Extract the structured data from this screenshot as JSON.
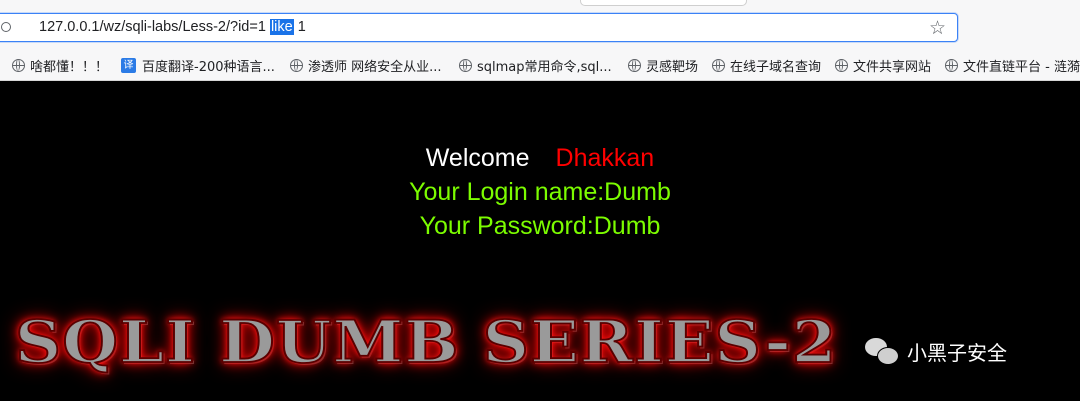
{
  "browser": {
    "url_before": "127.0.0.1/wz/sqli-labs/Less-2/?id=1 ",
    "url_selected": "like",
    "url_after": " 1",
    "bookmarks": [
      {
        "label": "啥都懂！！！",
        "icon": "globe-icon"
      },
      {
        "label": "百度翻译-200种语言...",
        "icon": "translate-icon",
        "icon_text": "译"
      },
      {
        "label": "渗透师 网络安全从业...",
        "icon": "globe-icon"
      },
      {
        "label": "sqlmap常用命令,sql...",
        "icon": "globe-icon"
      },
      {
        "label": "灵感靶场",
        "icon": "globe-icon"
      },
      {
        "label": "在线子域名查询",
        "icon": "globe-icon"
      },
      {
        "label": "文件共享网站",
        "icon": "globe-icon"
      },
      {
        "label": "文件直链平台 - 涟漪",
        "icon": "globe-icon"
      }
    ]
  },
  "page": {
    "welcome": "Welcome",
    "user": "Dhakkan",
    "login_name": "Your Login name:Dumb",
    "password": "Your Password:Dumb",
    "banner": "SQLI DUMB SERIES-2",
    "watermark": "小黑子安全"
  },
  "colors": {
    "welcome": "#ffffff",
    "user": "#ff0000",
    "info": "#7cfc00",
    "background": "#000000",
    "selection": "#1a73e8"
  }
}
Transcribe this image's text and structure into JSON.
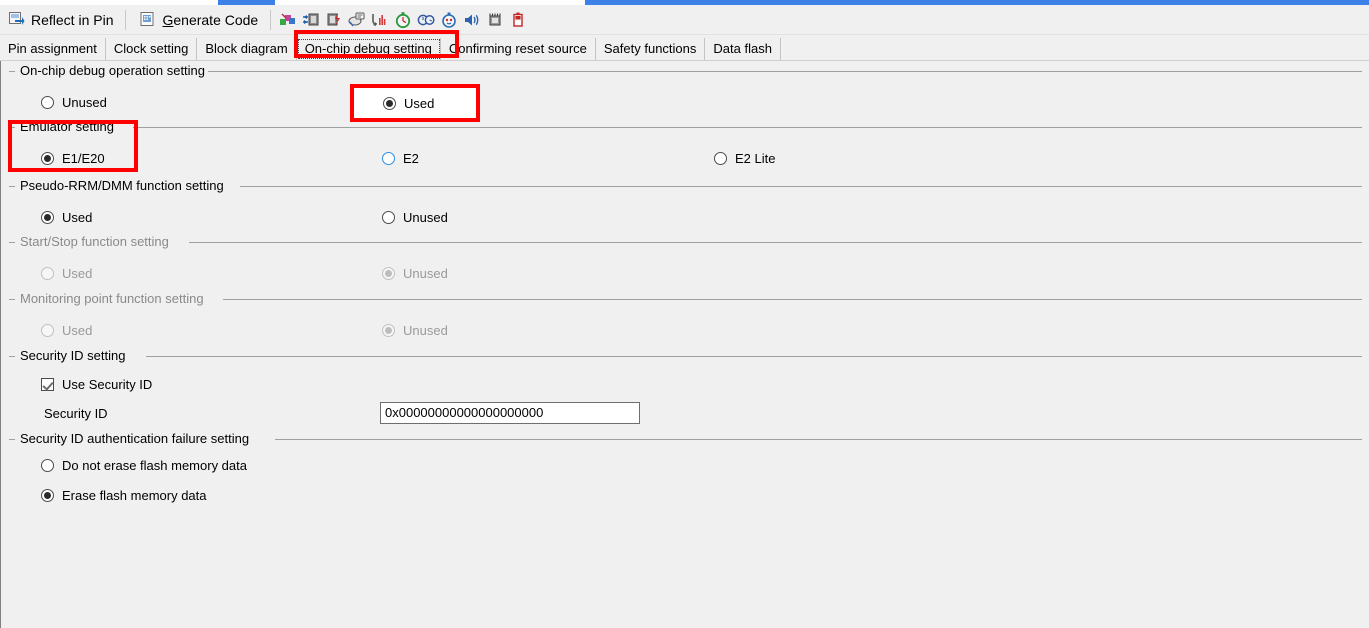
{
  "window": {
    "accent_color": "#3c80e8",
    "background_color": "#f0f0f0",
    "annotation_color": "#fe0000"
  },
  "toolbar": {
    "reflect_in_pin_label": "Reflect in Pin",
    "generate_code_label": "Generate Code",
    "generate_code_mnemonic": "G",
    "icons": [
      {
        "name": "pin-configurator-icon",
        "glyph": "⚒"
      },
      {
        "name": "clock-generator-icon",
        "glyph": "⊞"
      },
      {
        "name": "power-reset-icon",
        "glyph": "⚡"
      },
      {
        "name": "interrupt-controller-icon",
        "glyph": "✉"
      },
      {
        "name": "buses-icon",
        "glyph": "☰"
      },
      {
        "name": "timer-icon",
        "glyph": "⏱"
      },
      {
        "name": "realtime-clock-icon",
        "glyph": "◔"
      },
      {
        "name": "watchdog-timer-icon",
        "glyph": "⏰"
      },
      {
        "name": "sound-interface-icon",
        "glyph": "ὐA"
      },
      {
        "name": "serial-interface-icon",
        "glyph": "☷"
      },
      {
        "name": "voltage-detection-icon",
        "glyph": "▭"
      }
    ]
  },
  "tabs": [
    {
      "label": "Pin assignment",
      "selected": false
    },
    {
      "label": "Clock setting",
      "selected": false
    },
    {
      "label": "Block diagram",
      "selected": false
    },
    {
      "label": "On-chip debug setting",
      "selected": true
    },
    {
      "label": "Confirming reset source",
      "selected": false
    },
    {
      "label": "Safety functions",
      "selected": false
    },
    {
      "label": "Data flash",
      "selected": false
    }
  ],
  "groups": {
    "operation": {
      "title": "On-chip debug operation setting",
      "options": [
        {
          "label": "Unused",
          "checked": false,
          "disabled": false,
          "focus": false
        },
        {
          "label": "Used",
          "checked": true,
          "disabled": false,
          "focus": false
        }
      ]
    },
    "emulator": {
      "title": "Emulator setting",
      "options": [
        {
          "label": "E1/E20",
          "checked": true,
          "disabled": false,
          "focus": false
        },
        {
          "label": "E2",
          "checked": false,
          "disabled": false,
          "focus": true
        },
        {
          "label": "E2 Lite",
          "checked": false,
          "disabled": false,
          "focus": false
        }
      ]
    },
    "pseudo_rrm": {
      "title": "Pseudo-RRM/DMM function setting",
      "options": [
        {
          "label": "Used",
          "checked": true,
          "disabled": false,
          "focus": false
        },
        {
          "label": "Unused",
          "checked": false,
          "disabled": false,
          "focus": false
        }
      ]
    },
    "start_stop": {
      "title": "Start/Stop function setting",
      "disabled": true,
      "options": [
        {
          "label": "Used",
          "checked": false,
          "disabled": true,
          "focus": false
        },
        {
          "label": "Unused",
          "checked": true,
          "disabled": true,
          "focus": false
        }
      ]
    },
    "monitoring_point": {
      "title": "Monitoring point function setting",
      "disabled": true,
      "options": [
        {
          "label": "Used",
          "checked": false,
          "disabled": true,
          "focus": false
        },
        {
          "label": "Unused",
          "checked": true,
          "disabled": true,
          "focus": false
        }
      ]
    },
    "security_id": {
      "title": "Security ID setting",
      "use_security_id_label": "Use Security ID",
      "use_security_id_checked": true,
      "security_id_label": "Security ID",
      "security_id_value": "0x00000000000000000000"
    },
    "auth_failure": {
      "title": "Security ID authentication failure setting",
      "options": [
        {
          "label": "Do not erase flash memory data",
          "checked": false,
          "disabled": false,
          "focus": false
        },
        {
          "label": "Erase flash memory data",
          "checked": true,
          "disabled": false,
          "focus": false
        }
      ]
    }
  },
  "annotations": [
    {
      "name": "annotation-on-chip-debug-tab",
      "filled": false
    },
    {
      "name": "annotation-used-radio",
      "filled": true
    },
    {
      "name": "annotation-emulator-setting",
      "filled": false
    }
  ]
}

--------

WORK TO COMPLETE:
Transcribe the listing in full. Omit the pictures and keep every line exact.

SOLUTION FOR THIS EXERCISE:
Extract the structured data from this screenshot as JSON.
{
  "browser": {
    "url_before": "127.0.0.1/wz/sqli-labs/Less-2/?id=1 ",
    "url_selected": "like",
    "url_after": " 1",
    "bookmarks": [
      {
        "label": "啥都懂！！！",
        "icon": "globe-icon"
      },
      {
        "label": "百度翻译-200种语言...",
        "icon": "translate-icon",
        "icon_text": "译"
      },
      {
        "label": "渗透师 网络安全从业...",
        "icon": "globe-icon"
      },
      {
        "label": "sqlmap常用命令,sql...",
        "icon": "globe-icon"
      },
      {
        "label": "灵感靶场",
        "icon": "globe-icon"
      },
      {
        "label": "在线子域名查询",
        "icon": "globe-icon"
      },
      {
        "label": "文件共享网站",
        "icon": "globe-icon"
      },
      {
        "label": "文件直链平台 - 涟漪",
        "icon": "globe-icon"
      }
    ]
  },
  "page": {
    "welcome": "Welcome",
    "user": "Dhakkan",
    "login_name": "Your Login name:Dumb",
    "password": "Your Password:Dumb",
    "banner": "SQLI DUMB SERIES-2",
    "watermark": "小黑子安全"
  },
  "colors": {
    "welcome": "#ffffff",
    "user": "#ff0000",
    "info": "#7cfc00",
    "background": "#000000",
    "selection": "#1a73e8"
  }
}
Transcribe this image's text and structure into JSON.
{
  "window": {
    "accent_color": "#3c80e8",
    "background_color": "#f0f0f0",
    "annotation_color": "#fe0000"
  },
  "toolbar": {
    "reflect_in_pin_label": "Reflect in Pin",
    "generate_code_label": "Generate Code",
    "generate_code_mnemonic": "G",
    "icons": [
      {
        "name": "pin-configurator-icon",
        "glyph": "⚒"
      },
      {
        "name": "clock-generator-icon",
        "glyph": "⊞"
      },
      {
        "name": "power-reset-icon",
        "glyph": "⚡"
      },
      {
        "name": "interrupt-controller-icon",
        "glyph": "✉"
      },
      {
        "name": "buses-icon",
        "glyph": "☰"
      },
      {
        "name": "timer-icon",
        "glyph": "⏱"
      },
      {
        "name": "realtime-clock-icon",
        "glyph": "◔"
      },
      {
        "name": "watchdog-timer-icon",
        "glyph": "⏰"
      },
      {
        "name": "sound-interface-icon",
        "glyph": "ὐA"
      },
      {
        "name": "serial-interface-icon",
        "glyph": "☷"
      },
      {
        "name": "voltage-detection-icon",
        "glyph": "▭"
      }
    ]
  },
  "tabs": [
    {
      "label": "Pin assignment",
      "selected": false
    },
    {
      "label": "Clock setting",
      "selected": false
    },
    {
      "label": "Block diagram",
      "selected": false
    },
    {
      "label": "On-chip debug setting",
      "selected": true
    },
    {
      "label": "Confirming reset source",
      "selected": false
    },
    {
      "label": "Safety functions",
      "selected": false
    },
    {
      "label": "Data flash",
      "selected": false
    }
  ],
  "groups": {
    "operation": {
      "title": "On-chip debug operation setting",
      "options": [
        {
          "label": "Unused",
          "checked": false,
          "disabled": false,
          "focus": false
        },
        {
          "label": "Used",
          "checked": true,
          "disabled": false,
          "focus": false
        }
      ]
    },
    "emulator": {
      "title": "Emulator setting",
      "options": [
        {
          "label": "E1/E20",
          "checked": true,
          "disabled": false,
          "focus": false
        },
        {
          "label": "E2",
          "checked": false,
          "disabled": false,
          "focus": true
        },
        {
          "label": "E2 Lite",
          "checked": false,
          "disabled": false,
          "focus": false
        }
      ]
    },
    "pseudo_rrm": {
      "title": "Pseudo-RRM/DMM function setting",
      "options": [
        {
          "label": "Used",
          "checked": true,
          "disabled": false,
          "focus": false
        },
        {
          "label": "Unused",
          "checked": false,
          "disabled": false,
          "focus": false
        }
      ]
    },
    "start_stop": {
      "title": "Start/Stop function setting",
      "disabled": true,
      "options": [
        {
          "label": "Used",
          "checked": false,
          "disabled": true,
          "focus": false
        },
        {
          "label": "Unused",
          "checked": true,
          "disabled": true,
          "focus": false
        }
      ]
    },
    "monitoring_point": {
      "title": "Monitoring point function setting",
      "disabled": true,
      "options": [
        {
          "label": "Used",
          "checked": false,
          "disabled": true,
          "focus": false
        },
        {
          "label": "Unused",
          "checked": true,
          "disabled": true,
          "focus": false
        }
      ]
    },
    "security_id": {
      "title": "Security ID setting",
      "use_security_id_label": "Use Security ID",
      "use_security_id_checked": true,
      "security_id_label": "Security ID",
      "security_id_value": "0x00000000000000000000"
    },
    "auth_failure": {
      "title": "Security ID authentication failure setting",
      "options": [
        {
          "label": "Do not erase flash memory data",
          "checked": false,
          "disabled": false,
          "focus": false
        },
        {
          "label": "Erase flash memory data",
          "checked": true,
          "disabled": false,
          "focus": false
        }
      ]
    }
  },
  "annotations": [
    {
      "name": "annotation-on-chip-debug-tab",
      "filled": false
    },
    {
      "name": "annotation-used-radio",
      "filled": true
    },
    {
      "name": "annotation-emulator-setting",
      "filled": false
    }
  ]
}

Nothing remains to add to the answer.